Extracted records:
--- --- ---
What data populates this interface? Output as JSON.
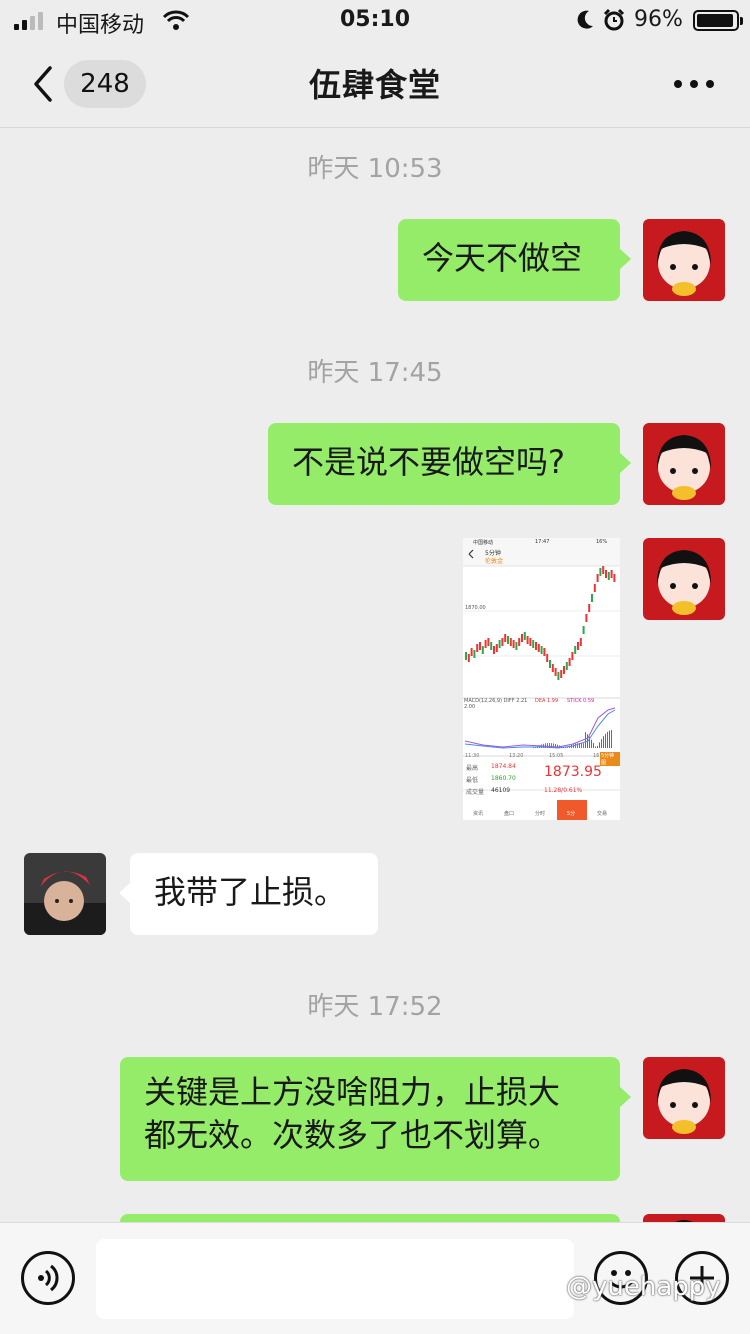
{
  "status_bar": {
    "carrier": "中国移动",
    "time": "05:10",
    "battery": "96%"
  },
  "nav": {
    "unread_count": "248",
    "title": "伍肆食堂"
  },
  "messages": {
    "time1": "昨天 10:53",
    "msg1": "今天不做空",
    "time2": "昨天 17:45",
    "msg2": "不是说不要做空吗?",
    "msg3": "我带了止损。",
    "time3": "昨天 17:52",
    "msg4_line1": "关键是上方没啥阻力，止损大",
    "msg4_line2": "都无效。次数多了也不划算。"
  },
  "screenshot_thumb": {
    "carrier": "中国移动",
    "time": "17:47",
    "battery": "16%",
    "period": "5分钟",
    "symbol": "伦敦金",
    "level_label": "1870.00",
    "macd_label": "MACD(12,26,9)  DIFF 2.21",
    "dea_label": "DEA 1.99",
    "stick_label": "STICK 0.59",
    "axis_low": "2.00",
    "t1": "11:30",
    "t2": "13:20",
    "t3": "15:05",
    "t4": "16:",
    "open_label": "最高",
    "open_val": "1874.84",
    "low_label": "最低",
    "low_val": "1860.70",
    "vol_label": "成交量",
    "vol_val": "46109",
    "price": "1873.95",
    "change": "11.28/0.61%",
    "tab1": "资讯",
    "tab2": "盘口",
    "tab3": "分时",
    "tab4": "5分",
    "tab5": "交易",
    "badge": "5分钟图"
  },
  "input": {
    "watermark": "@yuehappy"
  },
  "colors": {
    "sent_bubble": "#95ec69",
    "recv_bubble": "#ffffff",
    "background": "#ededed"
  }
}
--- --- ---
#### Aim
Write the material out again exactly as it appears, dropping the pictures.

#### Written response
What data populates this interface? Output as JSON.
{
  "status_bar": {
    "carrier": "中国移动",
    "time": "05:10",
    "battery": "96%"
  },
  "nav": {
    "unread_count": "248",
    "title": "伍肆食堂"
  },
  "messages": {
    "time1": "昨天 10:53",
    "msg1": "今天不做空",
    "time2": "昨天 17:45",
    "msg2": "不是说不要做空吗?",
    "msg3": "我带了止损。",
    "time3": "昨天 17:52",
    "msg4_line1": "关键是上方没啥阻力，止损大",
    "msg4_line2": "都无效。次数多了也不划算。"
  },
  "screenshot_thumb": {
    "carrier": "中国移动",
    "time": "17:47",
    "battery": "16%",
    "period": "5分钟",
    "symbol": "伦敦金",
    "level_label": "1870.00",
    "macd_label": "MACD(12,26,9)  DIFF 2.21",
    "dea_label": "DEA 1.99",
    "stick_label": "STICK 0.59",
    "axis_low": "2.00",
    "t1": "11:30",
    "t2": "13:20",
    "t3": "15:05",
    "t4": "16:",
    "open_label": "最高",
    "open_val": "1874.84",
    "low_label": "最低",
    "low_val": "1860.70",
    "vol_label": "成交量",
    "vol_val": "46109",
    "price": "1873.95",
    "change": "11.28/0.61%",
    "tab1": "资讯",
    "tab2": "盘口",
    "tab3": "分时",
    "tab4": "5分",
    "tab5": "交易",
    "badge": "5分钟图"
  },
  "input": {
    "watermark": "@yuehappy"
  },
  "colors": {
    "sent_bubble": "#95ec69",
    "recv_bubble": "#ffffff",
    "background": "#ededed"
  }
}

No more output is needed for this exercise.